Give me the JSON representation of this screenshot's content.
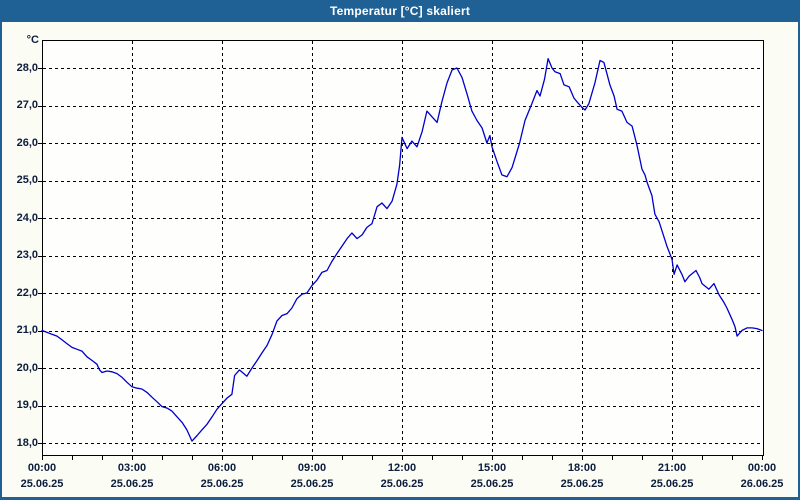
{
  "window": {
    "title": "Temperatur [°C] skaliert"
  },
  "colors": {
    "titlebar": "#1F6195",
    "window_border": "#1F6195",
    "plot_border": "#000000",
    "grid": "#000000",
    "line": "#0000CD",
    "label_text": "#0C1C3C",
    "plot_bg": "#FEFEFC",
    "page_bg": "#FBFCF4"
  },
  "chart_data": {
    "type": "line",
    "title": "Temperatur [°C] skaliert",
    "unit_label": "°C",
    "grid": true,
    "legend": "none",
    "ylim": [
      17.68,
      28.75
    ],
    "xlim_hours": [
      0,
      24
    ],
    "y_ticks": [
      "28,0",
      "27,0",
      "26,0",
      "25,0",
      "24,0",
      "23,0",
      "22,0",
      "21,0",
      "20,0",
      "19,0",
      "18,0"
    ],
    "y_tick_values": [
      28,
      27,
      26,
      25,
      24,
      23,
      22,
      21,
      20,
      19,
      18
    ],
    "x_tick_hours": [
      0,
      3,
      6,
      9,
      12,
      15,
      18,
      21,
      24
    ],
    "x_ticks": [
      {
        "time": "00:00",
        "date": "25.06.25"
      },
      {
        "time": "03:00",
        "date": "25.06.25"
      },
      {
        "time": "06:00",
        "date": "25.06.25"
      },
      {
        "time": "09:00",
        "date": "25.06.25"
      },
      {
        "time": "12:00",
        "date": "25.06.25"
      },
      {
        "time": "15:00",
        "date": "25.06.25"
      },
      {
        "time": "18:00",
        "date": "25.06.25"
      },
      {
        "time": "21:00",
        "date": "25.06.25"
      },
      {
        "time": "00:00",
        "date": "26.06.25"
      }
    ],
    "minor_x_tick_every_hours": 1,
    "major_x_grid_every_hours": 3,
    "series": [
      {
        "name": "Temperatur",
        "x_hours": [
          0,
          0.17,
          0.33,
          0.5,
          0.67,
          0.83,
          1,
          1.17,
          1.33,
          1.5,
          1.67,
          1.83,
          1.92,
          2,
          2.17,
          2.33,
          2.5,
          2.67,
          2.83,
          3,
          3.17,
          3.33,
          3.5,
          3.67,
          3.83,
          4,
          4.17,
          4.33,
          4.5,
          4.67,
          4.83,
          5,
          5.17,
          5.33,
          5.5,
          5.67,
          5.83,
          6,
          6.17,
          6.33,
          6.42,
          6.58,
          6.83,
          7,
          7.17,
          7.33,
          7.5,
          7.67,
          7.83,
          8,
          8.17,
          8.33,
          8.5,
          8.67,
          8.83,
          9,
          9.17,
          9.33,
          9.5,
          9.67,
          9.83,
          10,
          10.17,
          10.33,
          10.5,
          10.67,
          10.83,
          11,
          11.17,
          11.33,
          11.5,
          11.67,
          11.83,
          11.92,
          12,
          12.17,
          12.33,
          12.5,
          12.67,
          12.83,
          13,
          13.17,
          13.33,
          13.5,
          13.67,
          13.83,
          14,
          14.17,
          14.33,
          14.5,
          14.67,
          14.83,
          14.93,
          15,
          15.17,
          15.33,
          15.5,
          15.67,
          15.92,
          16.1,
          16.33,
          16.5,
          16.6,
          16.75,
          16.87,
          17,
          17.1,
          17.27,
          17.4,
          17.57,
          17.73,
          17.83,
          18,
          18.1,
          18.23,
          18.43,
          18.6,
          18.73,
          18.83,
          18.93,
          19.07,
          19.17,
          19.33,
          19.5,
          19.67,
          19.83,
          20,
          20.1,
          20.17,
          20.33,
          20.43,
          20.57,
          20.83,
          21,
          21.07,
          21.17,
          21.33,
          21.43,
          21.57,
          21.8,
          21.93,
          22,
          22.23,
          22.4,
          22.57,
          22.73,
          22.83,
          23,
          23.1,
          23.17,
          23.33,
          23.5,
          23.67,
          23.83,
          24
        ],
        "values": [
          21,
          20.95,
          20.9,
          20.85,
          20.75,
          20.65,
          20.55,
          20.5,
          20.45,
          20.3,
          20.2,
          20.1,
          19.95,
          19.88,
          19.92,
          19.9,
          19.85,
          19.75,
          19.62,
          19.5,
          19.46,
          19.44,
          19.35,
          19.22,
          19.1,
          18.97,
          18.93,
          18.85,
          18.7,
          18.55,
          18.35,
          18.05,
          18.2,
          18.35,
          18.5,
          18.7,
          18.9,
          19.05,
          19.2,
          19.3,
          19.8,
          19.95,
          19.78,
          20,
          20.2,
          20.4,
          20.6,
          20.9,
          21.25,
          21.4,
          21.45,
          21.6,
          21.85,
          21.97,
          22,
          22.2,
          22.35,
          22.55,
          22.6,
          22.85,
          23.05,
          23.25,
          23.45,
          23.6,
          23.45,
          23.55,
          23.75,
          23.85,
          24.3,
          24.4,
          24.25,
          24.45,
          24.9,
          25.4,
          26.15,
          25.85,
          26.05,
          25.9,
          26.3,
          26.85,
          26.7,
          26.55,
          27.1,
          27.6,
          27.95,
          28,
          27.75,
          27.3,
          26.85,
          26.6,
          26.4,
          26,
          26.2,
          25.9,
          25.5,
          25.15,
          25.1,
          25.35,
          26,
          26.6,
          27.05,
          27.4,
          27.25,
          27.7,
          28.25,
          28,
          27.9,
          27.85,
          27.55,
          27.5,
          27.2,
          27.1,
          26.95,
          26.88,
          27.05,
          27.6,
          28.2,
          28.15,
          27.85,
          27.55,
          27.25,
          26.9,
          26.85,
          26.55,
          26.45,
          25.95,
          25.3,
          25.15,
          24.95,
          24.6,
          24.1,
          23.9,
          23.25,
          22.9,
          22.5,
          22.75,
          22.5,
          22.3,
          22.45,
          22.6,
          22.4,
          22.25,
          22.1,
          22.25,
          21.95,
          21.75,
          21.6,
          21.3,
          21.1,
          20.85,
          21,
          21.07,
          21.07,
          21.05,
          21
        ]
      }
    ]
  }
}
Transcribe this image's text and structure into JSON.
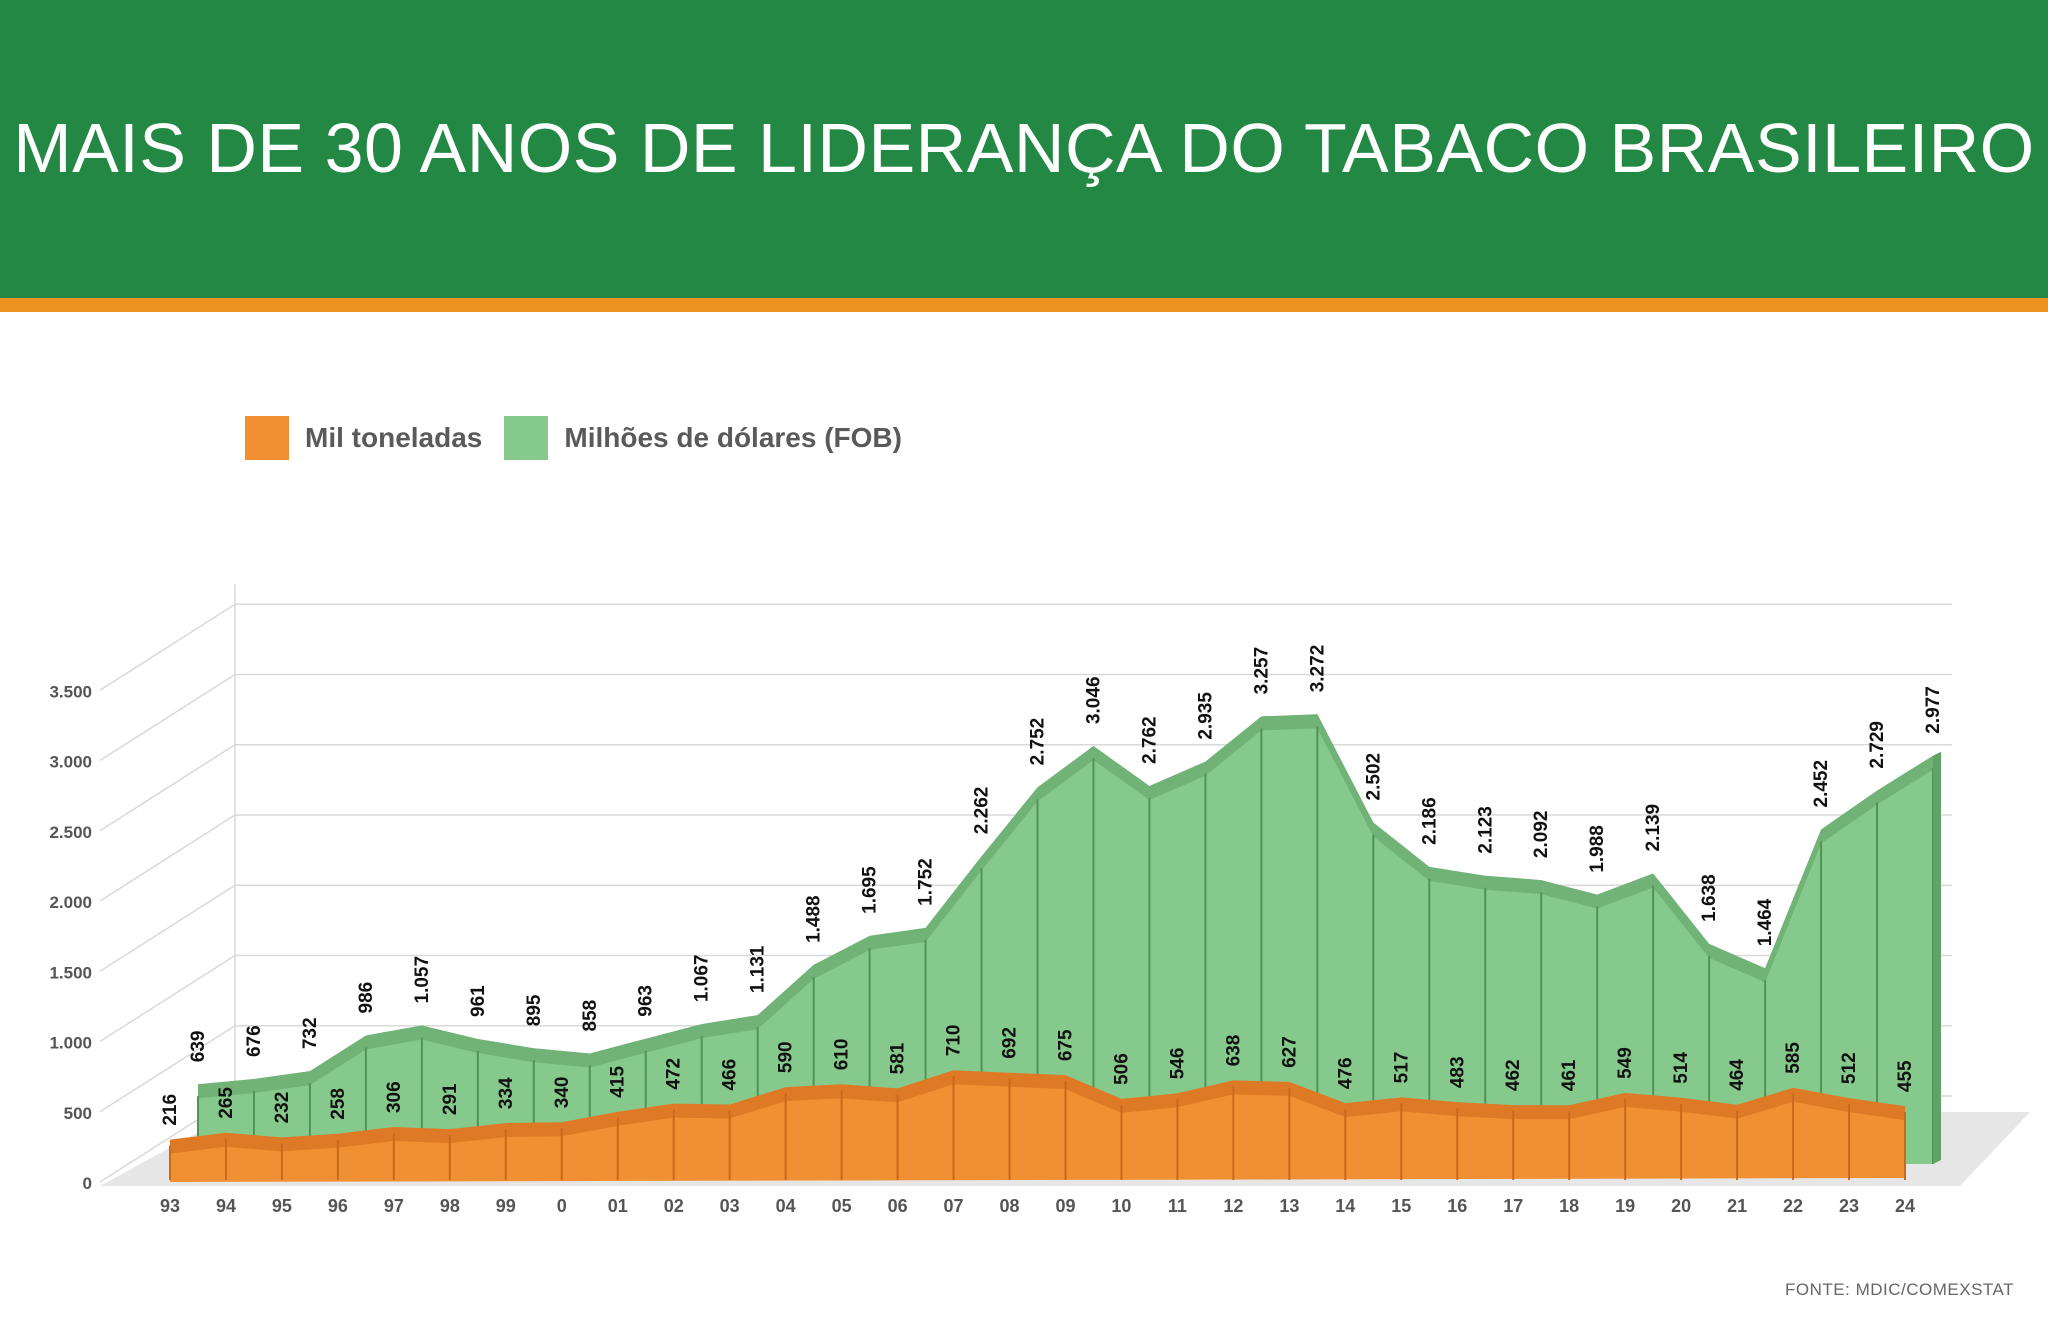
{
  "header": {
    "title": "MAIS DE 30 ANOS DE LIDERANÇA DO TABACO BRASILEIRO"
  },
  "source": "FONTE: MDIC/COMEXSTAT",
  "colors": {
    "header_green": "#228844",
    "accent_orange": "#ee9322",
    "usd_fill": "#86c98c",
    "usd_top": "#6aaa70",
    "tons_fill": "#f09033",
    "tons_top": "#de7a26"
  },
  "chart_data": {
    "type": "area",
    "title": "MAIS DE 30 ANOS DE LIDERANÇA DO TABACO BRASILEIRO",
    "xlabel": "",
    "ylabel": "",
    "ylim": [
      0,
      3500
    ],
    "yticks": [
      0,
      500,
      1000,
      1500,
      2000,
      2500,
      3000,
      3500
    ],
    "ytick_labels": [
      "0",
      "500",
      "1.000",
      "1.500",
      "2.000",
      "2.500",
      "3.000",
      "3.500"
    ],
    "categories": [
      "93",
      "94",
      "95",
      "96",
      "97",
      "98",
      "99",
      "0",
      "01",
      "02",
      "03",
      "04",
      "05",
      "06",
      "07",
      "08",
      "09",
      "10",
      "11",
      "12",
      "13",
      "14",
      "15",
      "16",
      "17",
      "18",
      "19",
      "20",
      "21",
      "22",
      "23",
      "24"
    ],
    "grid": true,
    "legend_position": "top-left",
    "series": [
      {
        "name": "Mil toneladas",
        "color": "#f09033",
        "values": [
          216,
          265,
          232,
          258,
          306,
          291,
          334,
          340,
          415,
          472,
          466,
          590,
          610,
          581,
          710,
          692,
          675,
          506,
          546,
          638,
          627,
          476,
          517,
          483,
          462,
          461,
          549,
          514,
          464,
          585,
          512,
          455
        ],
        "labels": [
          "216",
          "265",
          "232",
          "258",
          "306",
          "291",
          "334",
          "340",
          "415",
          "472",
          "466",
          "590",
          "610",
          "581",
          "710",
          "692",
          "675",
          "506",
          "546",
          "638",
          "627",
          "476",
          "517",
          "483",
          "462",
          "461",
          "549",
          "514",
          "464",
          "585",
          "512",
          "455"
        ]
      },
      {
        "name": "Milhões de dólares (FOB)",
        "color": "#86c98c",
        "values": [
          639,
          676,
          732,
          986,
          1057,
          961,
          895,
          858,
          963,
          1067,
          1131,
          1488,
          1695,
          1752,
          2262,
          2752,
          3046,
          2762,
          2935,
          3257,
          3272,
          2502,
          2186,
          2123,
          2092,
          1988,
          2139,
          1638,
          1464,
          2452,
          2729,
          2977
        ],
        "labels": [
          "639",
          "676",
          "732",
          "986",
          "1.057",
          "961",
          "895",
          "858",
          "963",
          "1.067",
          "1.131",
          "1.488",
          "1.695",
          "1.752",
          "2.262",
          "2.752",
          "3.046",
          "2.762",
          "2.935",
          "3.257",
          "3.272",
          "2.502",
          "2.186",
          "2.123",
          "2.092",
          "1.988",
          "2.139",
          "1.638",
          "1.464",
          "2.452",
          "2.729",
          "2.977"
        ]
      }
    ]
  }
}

▶ [Required work]:
Reply with the number of lines in the preceding entries that contain "Temperatur", and no other words.

▶ [The completed task]:
3